(Stored records)
___

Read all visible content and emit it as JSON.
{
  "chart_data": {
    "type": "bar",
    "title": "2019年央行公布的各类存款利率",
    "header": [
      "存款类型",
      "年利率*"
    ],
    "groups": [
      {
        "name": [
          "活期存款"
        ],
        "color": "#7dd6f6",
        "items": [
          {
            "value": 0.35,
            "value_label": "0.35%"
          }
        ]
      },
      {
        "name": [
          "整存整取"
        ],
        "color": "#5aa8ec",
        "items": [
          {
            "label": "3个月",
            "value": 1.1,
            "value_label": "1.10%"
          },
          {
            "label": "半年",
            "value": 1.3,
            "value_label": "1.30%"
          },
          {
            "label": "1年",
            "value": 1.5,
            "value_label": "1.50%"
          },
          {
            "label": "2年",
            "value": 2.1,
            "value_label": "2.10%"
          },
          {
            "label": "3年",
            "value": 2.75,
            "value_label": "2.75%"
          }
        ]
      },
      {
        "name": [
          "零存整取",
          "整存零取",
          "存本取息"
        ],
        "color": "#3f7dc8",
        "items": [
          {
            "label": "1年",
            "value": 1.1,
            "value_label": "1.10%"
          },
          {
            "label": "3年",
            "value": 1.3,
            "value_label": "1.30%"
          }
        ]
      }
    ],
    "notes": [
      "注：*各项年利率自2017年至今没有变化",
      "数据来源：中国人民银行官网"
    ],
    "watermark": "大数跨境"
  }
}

___

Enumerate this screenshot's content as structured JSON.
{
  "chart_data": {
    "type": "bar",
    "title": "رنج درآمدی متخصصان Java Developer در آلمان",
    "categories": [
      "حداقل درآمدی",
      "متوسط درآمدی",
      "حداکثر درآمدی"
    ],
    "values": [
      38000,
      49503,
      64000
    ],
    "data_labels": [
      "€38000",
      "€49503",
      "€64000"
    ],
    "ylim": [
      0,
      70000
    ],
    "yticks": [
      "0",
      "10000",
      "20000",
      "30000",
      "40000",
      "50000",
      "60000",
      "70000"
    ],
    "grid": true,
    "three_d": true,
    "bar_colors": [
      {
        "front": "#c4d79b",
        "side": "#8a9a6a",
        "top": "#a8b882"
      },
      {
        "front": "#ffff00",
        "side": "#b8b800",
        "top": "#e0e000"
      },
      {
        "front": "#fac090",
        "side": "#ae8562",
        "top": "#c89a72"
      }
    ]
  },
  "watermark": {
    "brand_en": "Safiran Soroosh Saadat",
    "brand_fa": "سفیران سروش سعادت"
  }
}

___

CHALLENGE: Only lines that contain the word "content" are wanted; copy each of them.

TASK SOLUTION:
Read all visible content and emit it as JSON.
Enumerate this screenshot's content as structured JSON.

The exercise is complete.